→ **TEXTAUSZUG**:
........

Im Proberaum mit: Hella Comet

2010-08-23 18:59:15

Ein Komet erhellte die Nacht. Er trug einen Schweif aus Feinstaub. Wir sind ihm gefolgt. In die Hauptstadt des Kometen und des Feinstaubs gleichermaßen. Nach Graz, um genauer zu sein, in den Proberaum von Hella Comet.



Grazer Vorsicht

„Man muss schon genau schießen um mich treffen zu können“, sagt Max der Schlagzeuger und lacht. Wir stehen im Vorraum des Obergeschoßes eines unscheinbaren Industriegebäudes in Graz, trinken Wein aus Plastikbechern und rauchen. Mein Diktiergerät läuft seit circa zehn Minuten. Wir unterhalten uns über Pantera und das tragische Schicksal, dass den Gitarristen widerfuhr als er von einem eifersüchtigen Fan erschossen wurde. Gegenüber von mir stehen Jürgen und Franz, die Gitarristen der Band. Während Max von Beginn an sehr locker ist, scheinen die beiden noch etwas reserviert und zurückhaltend. Ich kann es ihnen nicht verdenken. Hat man Hella Comet mal auf der Bühne gesehen, weiß man, dass Publikumsinteraktion nicht ihres ist. Fremde im intimen Bereich Proberaum zu haben, muss da noch ein Eck schlimmer sein. Vor allem wenn sie Diktiergerät und Fotoapparat im Anschlag haben. Als Lea dazu kommt, erkläre ich ihnen wie ich mir die ganze Sache so vorgestellt habe. Locker, ungezwungen, keine typischen Journalistenfragen. Lea will wissen, wann wir vorhaben wieder zu gehen. Sie hat eine Beule auf der Stirn. „Ich hab mich bei einem Kastl ang’haut.“, erklärt sie mit einem Schmunzeln im Gesicht.

........

→ **ARBEITSAUFTRAG 1**:
Beantworte die folgenden Fragen zum Bericht über den Proberaumbesuch bei Hella Comet.
(a) In welcher Stadt liegt der Proberaum der Band?
(b) Welche Aufgabe hat Max in der Band?
(c) Wie erklärt Lea die Beule auf ihrer Stirn?
→ **ARBEITSAUFTRAG 2**: Schreibe den Bericht über den Proberaumbesuch bei Hella Comet im selben Ton weiter und beginne nach seinem letzten Satz.

........

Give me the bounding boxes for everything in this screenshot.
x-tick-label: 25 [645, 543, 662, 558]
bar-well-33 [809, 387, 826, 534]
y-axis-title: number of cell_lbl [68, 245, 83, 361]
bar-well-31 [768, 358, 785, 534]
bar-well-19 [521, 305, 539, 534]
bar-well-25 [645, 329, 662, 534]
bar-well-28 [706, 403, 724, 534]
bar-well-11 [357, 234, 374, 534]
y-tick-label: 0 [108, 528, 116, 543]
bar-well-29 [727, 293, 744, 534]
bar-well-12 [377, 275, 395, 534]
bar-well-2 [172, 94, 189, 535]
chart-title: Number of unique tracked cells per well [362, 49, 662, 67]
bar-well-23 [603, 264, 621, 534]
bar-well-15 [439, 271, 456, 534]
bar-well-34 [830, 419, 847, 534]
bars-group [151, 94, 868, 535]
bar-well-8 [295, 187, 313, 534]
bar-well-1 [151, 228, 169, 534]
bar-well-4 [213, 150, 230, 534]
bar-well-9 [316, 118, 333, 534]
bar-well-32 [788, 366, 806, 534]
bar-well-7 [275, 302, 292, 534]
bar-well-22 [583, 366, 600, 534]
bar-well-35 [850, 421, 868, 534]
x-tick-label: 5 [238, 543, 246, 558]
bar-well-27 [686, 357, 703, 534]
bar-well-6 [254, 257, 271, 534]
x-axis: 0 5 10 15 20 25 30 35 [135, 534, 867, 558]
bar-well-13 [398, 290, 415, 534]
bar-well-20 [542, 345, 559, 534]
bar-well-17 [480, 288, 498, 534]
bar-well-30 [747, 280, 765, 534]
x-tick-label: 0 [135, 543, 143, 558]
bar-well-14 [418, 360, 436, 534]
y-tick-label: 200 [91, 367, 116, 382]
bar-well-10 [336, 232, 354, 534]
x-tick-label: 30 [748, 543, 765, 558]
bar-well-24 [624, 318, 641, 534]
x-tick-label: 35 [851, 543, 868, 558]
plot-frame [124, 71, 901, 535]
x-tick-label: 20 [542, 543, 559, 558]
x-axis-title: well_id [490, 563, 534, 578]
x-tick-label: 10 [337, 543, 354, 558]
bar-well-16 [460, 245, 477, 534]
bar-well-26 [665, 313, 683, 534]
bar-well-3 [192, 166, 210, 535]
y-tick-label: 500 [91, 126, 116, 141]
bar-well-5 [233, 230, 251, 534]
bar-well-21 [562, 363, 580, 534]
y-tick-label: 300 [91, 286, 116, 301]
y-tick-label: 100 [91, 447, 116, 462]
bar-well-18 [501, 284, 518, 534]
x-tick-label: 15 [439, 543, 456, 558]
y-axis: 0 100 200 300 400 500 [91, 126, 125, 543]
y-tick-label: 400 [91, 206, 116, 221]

........

→ **ERGEBNIS 1**:
(a) In Graz.
(b) Max ist der Schlagzeuger.
(c) Sie sagt, sie habe sich bei einem Kastl angehauen.

→ **ERGEBNIS 2**:
 

 




Ein paar Minuten später sitzen wir im „Aufnahmeraum“ der Band. Durch eine Glasscheibe kann man in den eigentlichen Proberaum sehen. Am Boden ein riesiger Perserteppich, diverse Effektgeräte für die Gitarren und das übliche Proberaumequipment. Hinter dem Schlagzeug steht ein altes Rennrad. Asti, zuständig für die Fotos, beginnt alles abzulichten.

 

 




[
Hella'Comeet] - [Hella'Commet]

Ein paar „Journalistenfragen“ muss ich dann doch stellen. Wie spricht man Hella Comet aus, will ich wissen. Franz: „Hella Comeet“. Jürgen: „Hella Commet“. „Hella Comeet klingt poetischer“ ergänzt Max.
Franz reicht mir die neue Platte der Band über den Tisch. Während ich mir das Cover ansehe höre ich Lea lachen. Als ich aufblicke rangeln Lea und Max ausgelassen herum.
„Was glaubst’ woher die Muckis herkommen? Vom Raufen!“, lacht Lea und nimmt noch einen Schluck von ihrem Radler.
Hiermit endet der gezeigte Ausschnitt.